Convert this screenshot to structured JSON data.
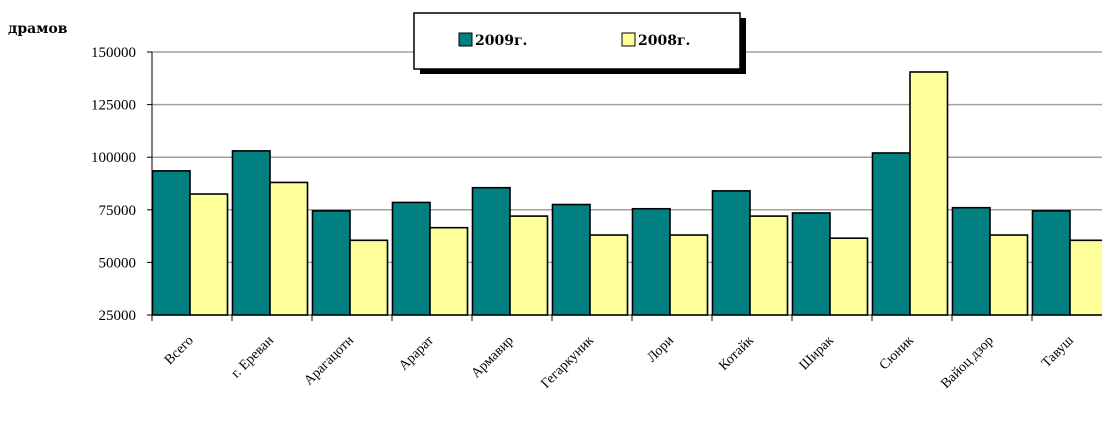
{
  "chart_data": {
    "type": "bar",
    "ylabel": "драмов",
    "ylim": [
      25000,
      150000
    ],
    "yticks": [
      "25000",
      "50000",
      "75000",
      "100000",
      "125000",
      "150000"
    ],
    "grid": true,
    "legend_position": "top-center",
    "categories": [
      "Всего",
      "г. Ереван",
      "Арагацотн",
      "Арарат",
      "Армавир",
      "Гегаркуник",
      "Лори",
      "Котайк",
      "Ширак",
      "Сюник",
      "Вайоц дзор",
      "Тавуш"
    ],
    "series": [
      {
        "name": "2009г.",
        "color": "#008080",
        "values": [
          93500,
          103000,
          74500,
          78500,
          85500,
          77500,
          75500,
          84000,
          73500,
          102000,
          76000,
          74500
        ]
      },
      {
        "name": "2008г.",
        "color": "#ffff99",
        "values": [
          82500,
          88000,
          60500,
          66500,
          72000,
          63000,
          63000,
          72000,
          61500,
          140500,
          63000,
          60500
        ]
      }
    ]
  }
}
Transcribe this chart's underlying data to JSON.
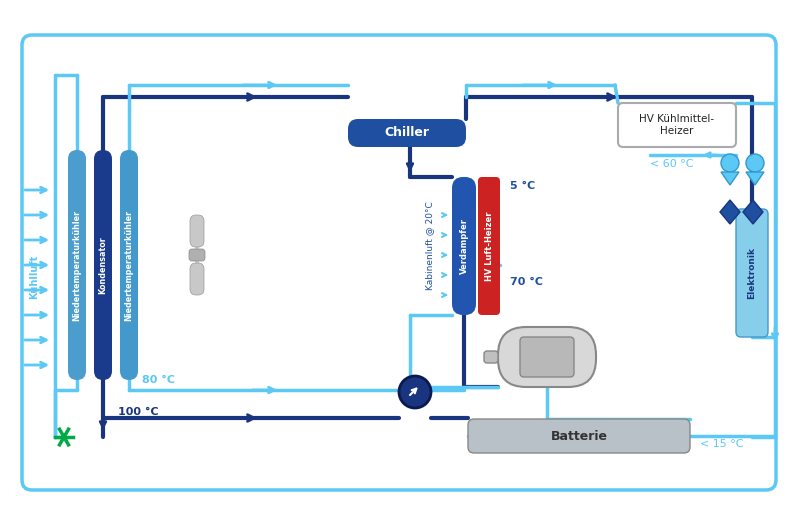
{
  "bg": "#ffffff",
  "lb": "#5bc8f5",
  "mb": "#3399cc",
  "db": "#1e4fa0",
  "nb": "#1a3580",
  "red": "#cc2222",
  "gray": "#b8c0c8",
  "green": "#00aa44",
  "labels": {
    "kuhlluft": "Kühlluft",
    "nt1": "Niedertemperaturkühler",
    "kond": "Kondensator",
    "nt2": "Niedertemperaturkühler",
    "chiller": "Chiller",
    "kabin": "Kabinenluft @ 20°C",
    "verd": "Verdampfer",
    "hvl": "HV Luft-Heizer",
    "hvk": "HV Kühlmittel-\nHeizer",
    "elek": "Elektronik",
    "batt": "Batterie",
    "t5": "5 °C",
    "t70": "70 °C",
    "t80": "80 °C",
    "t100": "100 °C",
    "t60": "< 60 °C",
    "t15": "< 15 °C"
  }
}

...

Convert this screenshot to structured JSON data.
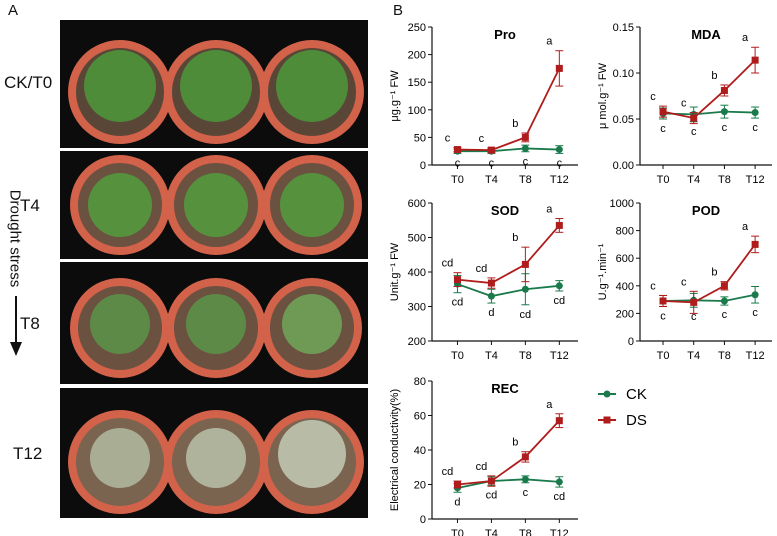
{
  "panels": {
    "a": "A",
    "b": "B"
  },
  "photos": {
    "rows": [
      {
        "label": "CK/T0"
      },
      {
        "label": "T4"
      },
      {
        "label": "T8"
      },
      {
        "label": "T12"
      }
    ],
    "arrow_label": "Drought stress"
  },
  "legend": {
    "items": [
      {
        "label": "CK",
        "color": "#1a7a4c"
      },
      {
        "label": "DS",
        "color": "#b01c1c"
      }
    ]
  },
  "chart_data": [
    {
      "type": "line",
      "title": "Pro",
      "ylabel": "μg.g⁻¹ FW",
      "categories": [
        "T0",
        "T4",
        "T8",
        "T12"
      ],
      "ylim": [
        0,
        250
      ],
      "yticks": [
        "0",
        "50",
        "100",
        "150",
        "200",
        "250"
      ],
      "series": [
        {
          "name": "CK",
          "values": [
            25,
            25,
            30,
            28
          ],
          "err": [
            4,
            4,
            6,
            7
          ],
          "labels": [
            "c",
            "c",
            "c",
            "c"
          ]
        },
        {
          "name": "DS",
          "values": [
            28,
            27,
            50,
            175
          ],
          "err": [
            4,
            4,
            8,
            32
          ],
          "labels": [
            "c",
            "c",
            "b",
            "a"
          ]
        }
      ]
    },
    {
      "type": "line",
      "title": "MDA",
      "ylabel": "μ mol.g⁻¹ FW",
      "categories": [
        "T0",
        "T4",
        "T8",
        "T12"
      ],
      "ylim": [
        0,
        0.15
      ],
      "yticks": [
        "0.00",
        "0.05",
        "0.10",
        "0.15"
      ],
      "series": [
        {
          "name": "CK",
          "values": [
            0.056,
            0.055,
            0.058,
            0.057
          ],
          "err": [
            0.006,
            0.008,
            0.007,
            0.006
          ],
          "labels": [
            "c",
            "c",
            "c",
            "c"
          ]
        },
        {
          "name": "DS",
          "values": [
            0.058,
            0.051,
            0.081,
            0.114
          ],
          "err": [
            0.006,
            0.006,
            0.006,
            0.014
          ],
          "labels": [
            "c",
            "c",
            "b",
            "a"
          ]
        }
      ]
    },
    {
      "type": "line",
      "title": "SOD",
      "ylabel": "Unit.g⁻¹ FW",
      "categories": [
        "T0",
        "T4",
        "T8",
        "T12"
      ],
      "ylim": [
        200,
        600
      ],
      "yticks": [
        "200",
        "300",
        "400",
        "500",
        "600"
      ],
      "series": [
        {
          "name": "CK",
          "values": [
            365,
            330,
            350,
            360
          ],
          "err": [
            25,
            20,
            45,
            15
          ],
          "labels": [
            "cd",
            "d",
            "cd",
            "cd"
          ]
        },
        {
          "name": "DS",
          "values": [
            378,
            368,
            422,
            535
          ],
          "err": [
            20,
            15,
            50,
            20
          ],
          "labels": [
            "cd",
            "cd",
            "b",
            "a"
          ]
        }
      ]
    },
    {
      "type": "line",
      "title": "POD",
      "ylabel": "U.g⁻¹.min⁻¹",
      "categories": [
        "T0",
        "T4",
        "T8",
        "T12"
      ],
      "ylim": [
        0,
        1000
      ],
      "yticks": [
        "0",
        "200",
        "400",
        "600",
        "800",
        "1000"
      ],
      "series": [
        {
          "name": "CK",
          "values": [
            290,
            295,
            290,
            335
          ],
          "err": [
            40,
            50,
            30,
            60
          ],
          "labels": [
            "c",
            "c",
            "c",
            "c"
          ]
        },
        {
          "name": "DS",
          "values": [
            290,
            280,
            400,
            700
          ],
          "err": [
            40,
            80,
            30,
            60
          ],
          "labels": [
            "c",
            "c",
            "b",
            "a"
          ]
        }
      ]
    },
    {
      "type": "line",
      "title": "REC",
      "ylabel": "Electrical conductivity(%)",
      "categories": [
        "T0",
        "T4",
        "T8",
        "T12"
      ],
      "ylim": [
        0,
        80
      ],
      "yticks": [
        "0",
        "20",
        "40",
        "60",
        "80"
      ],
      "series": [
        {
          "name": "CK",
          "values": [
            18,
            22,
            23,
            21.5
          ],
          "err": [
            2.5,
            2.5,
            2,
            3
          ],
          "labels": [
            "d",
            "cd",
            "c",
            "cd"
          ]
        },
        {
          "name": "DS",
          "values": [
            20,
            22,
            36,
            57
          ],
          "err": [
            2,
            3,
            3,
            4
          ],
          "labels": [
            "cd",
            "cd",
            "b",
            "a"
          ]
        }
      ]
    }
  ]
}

The problem ->
From the entries above, copy every line containing the word "Niedertemperaturkühler".

Complete answer ->
    "nt1": "Niedertemperaturkühler",
    "nt2": "Niedertemperaturkühler",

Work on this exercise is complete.